→ **Data items**:

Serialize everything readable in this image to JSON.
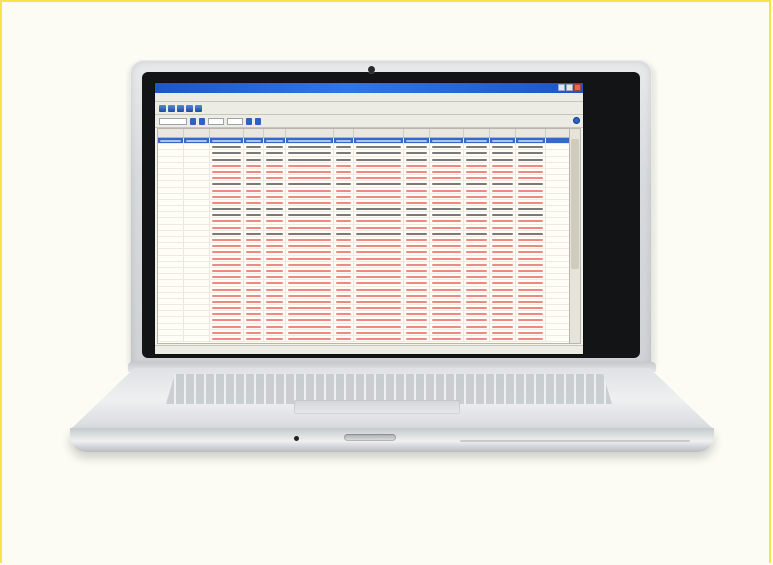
{
  "device": {
    "type": "laptop",
    "screen": {
      "app": {
        "window_title": "",
        "menu_items": [],
        "status_text": ""
      }
    }
  },
  "colors": {
    "frame_border": "#f3e64a",
    "titlebar_blue": "#2f76e8",
    "red_rows": "#ee8a84"
  },
  "icons": [
    "camera-icon",
    "help-icon"
  ]
}
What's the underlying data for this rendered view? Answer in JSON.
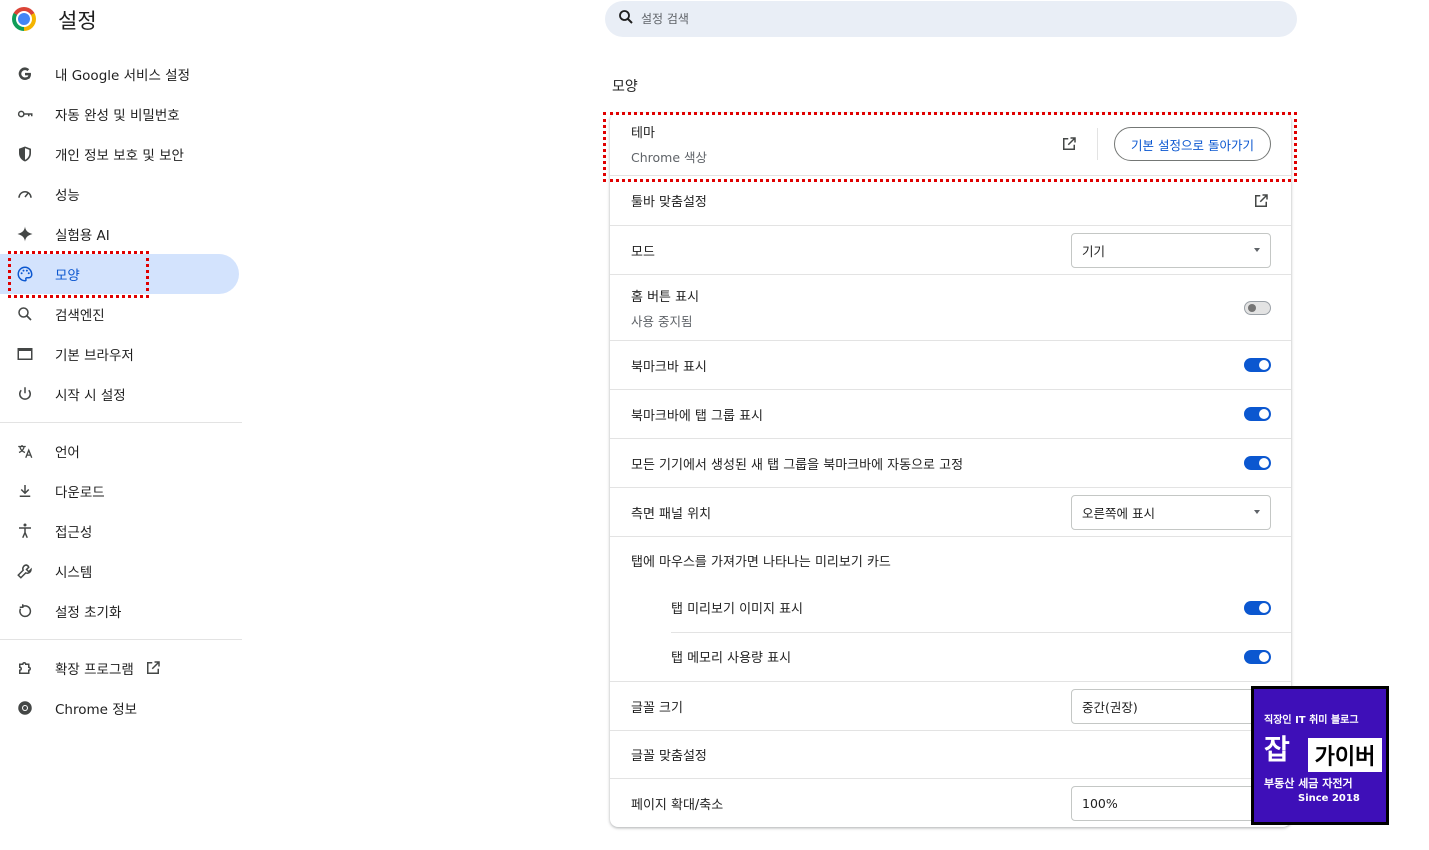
{
  "header": {
    "title": "설정",
    "search_placeholder": "설정 검색"
  },
  "sidebar": {
    "items": [
      {
        "label": "내 Google 서비스 설정",
        "icon": "google-g-icon"
      },
      {
        "label": "자동 완성 및 비밀번호",
        "icon": "key-icon"
      },
      {
        "label": "개인 정보 보호 및 보안",
        "icon": "shield-icon"
      },
      {
        "label": "성능",
        "icon": "speedometer-icon"
      },
      {
        "label": "실험용 AI",
        "icon": "sparkle-icon"
      },
      {
        "label": "모양",
        "icon": "palette-icon",
        "active": true
      },
      {
        "label": "검색엔진",
        "icon": "search-icon"
      },
      {
        "label": "기본 브라우저",
        "icon": "browser-window-icon"
      },
      {
        "label": "시작 시 설정",
        "icon": "power-icon"
      }
    ],
    "items2": [
      {
        "label": "언어",
        "icon": "translate-icon"
      },
      {
        "label": "다운로드",
        "icon": "download-icon"
      },
      {
        "label": "접근성",
        "icon": "accessibility-icon"
      },
      {
        "label": "시스템",
        "icon": "wrench-icon"
      },
      {
        "label": "설정 초기화",
        "icon": "reset-icon"
      }
    ],
    "items3": [
      {
        "label": "확장 프로그램",
        "icon": "puzzle-icon"
      },
      {
        "label": "Chrome 정보",
        "icon": "chrome-icon"
      }
    ]
  },
  "main": {
    "section_title": "모양",
    "theme": {
      "label": "테마",
      "sublabel": "Chrome 색상",
      "reset_label": "기본 설정으로 돌아가기"
    },
    "toolbar": {
      "label": "툴바 맞춤설정"
    },
    "mode": {
      "label": "모드",
      "value": "기기"
    },
    "home_button": {
      "label": "홈 버튼 표시",
      "sublabel": "사용 중지됨",
      "enabled": false
    },
    "bookmarks_bar": {
      "label": "북마크바 표시",
      "enabled": true
    },
    "tab_groups_bar": {
      "label": "북마크바에 탭 그룹 표시",
      "enabled": true
    },
    "auto_pin": {
      "label": "모든 기기에서 생성된 새 탭 그룹을 북마크바에 자동으로 고정",
      "enabled": true
    },
    "side_panel": {
      "label": "측면 패널 위치",
      "value": "오른쪽에 표시"
    },
    "hover_card": {
      "label": "탭에 마우스를 가져가면 나타나는 미리보기 카드"
    },
    "preview_image": {
      "label": "탭 미리보기 이미지 표시",
      "enabled": true
    },
    "memory_usage": {
      "label": "탭 메모리 사용량 표시",
      "enabled": true
    },
    "font_size": {
      "label": "글꼴 크기",
      "value": "중간(권장)"
    },
    "font_custom": {
      "label": "글꼴 맞춤설정"
    },
    "zoom": {
      "label": "페이지 확대/축소",
      "value": "100%"
    }
  },
  "watermark": {
    "line1": "직장인 IT 취미 블로그",
    "line2a": "잡",
    "line2b": "가이버",
    "line3": "부동산 세금 자전거",
    "line4": "Since 2018"
  },
  "colors": {
    "accent": "#0b57d0",
    "active_bg": "#d3e3fd",
    "highlight": "#e00000",
    "badge": "#3e0fb8"
  }
}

→ **Your objective**: Restate the whole of the material word for word without the pictures.

→ **Correct answer**:
Serialize everything readable in this image to JSON.
{
  "device": {
    "type": "laptop",
    "screen": {
      "app": {
        "window_title": "",
        "menu_items": [],
        "status_text": ""
      }
    }
  },
  "colors": {
    "frame_border": "#f3e64a",
    "titlebar_blue": "#2f76e8",
    "red_rows": "#ee8a84"
  },
  "icons": [
    "camera-icon",
    "help-icon"
  ]
}
What's the underlying data for this rendered view? Answer in JSON.
{
  "header": {
    "title": "설정",
    "search_placeholder": "설정 검색"
  },
  "sidebar": {
    "items": [
      {
        "label": "내 Google 서비스 설정",
        "icon": "google-g-icon"
      },
      {
        "label": "자동 완성 및 비밀번호",
        "icon": "key-icon"
      },
      {
        "label": "개인 정보 보호 및 보안",
        "icon": "shield-icon"
      },
      {
        "label": "성능",
        "icon": "speedometer-icon"
      },
      {
        "label": "실험용 AI",
        "icon": "sparkle-icon"
      },
      {
        "label": "모양",
        "icon": "palette-icon",
        "active": true
      },
      {
        "label": "검색엔진",
        "icon": "search-icon"
      },
      {
        "label": "기본 브라우저",
        "icon": "browser-window-icon"
      },
      {
        "label": "시작 시 설정",
        "icon": "power-icon"
      }
    ],
    "items2": [
      {
        "label": "언어",
        "icon": "translate-icon"
      },
      {
        "label": "다운로드",
        "icon": "download-icon"
      },
      {
        "label": "접근성",
        "icon": "accessibility-icon"
      },
      {
        "label": "시스템",
        "icon": "wrench-icon"
      },
      {
        "label": "설정 초기화",
        "icon": "reset-icon"
      }
    ],
    "items3": [
      {
        "label": "확장 프로그램",
        "icon": "puzzle-icon"
      },
      {
        "label": "Chrome 정보",
        "icon": "chrome-icon"
      }
    ]
  },
  "main": {
    "section_title": "모양",
    "theme": {
      "label": "테마",
      "sublabel": "Chrome 색상",
      "reset_label": "기본 설정으로 돌아가기"
    },
    "toolbar": {
      "label": "툴바 맞춤설정"
    },
    "mode": {
      "label": "모드",
      "value": "기기"
    },
    "home_button": {
      "label": "홈 버튼 표시",
      "sublabel": "사용 중지됨",
      "enabled": false
    },
    "bookmarks_bar": {
      "label": "북마크바 표시",
      "enabled": true
    },
    "tab_groups_bar": {
      "label": "북마크바에 탭 그룹 표시",
      "enabled": true
    },
    "auto_pin": {
      "label": "모든 기기에서 생성된 새 탭 그룹을 북마크바에 자동으로 고정",
      "enabled": true
    },
    "side_panel": {
      "label": "측면 패널 위치",
      "value": "오른쪽에 표시"
    },
    "hover_card": {
      "label": "탭에 마우스를 가져가면 나타나는 미리보기 카드"
    },
    "preview_image": {
      "label": "탭 미리보기 이미지 표시",
      "enabled": true
    },
    "memory_usage": {
      "label": "탭 메모리 사용량 표시",
      "enabled": true
    },
    "font_size": {
      "label": "글꼴 크기",
      "value": "중간(권장)"
    },
    "font_custom": {
      "label": "글꼴 맞춤설정"
    },
    "zoom": {
      "label": "페이지 확대/축소",
      "value": "100%"
    }
  },
  "watermark": {
    "line1": "직장인 IT 취미 블로그",
    "line2a": "잡",
    "line2b": "가이버",
    "line3": "부동산 세금 자전거",
    "line4": "Since 2018"
  },
  "colors": {
    "accent": "#0b57d0",
    "active_bg": "#d3e3fd",
    "highlight": "#e00000",
    "badge": "#3e0fb8"
  }
}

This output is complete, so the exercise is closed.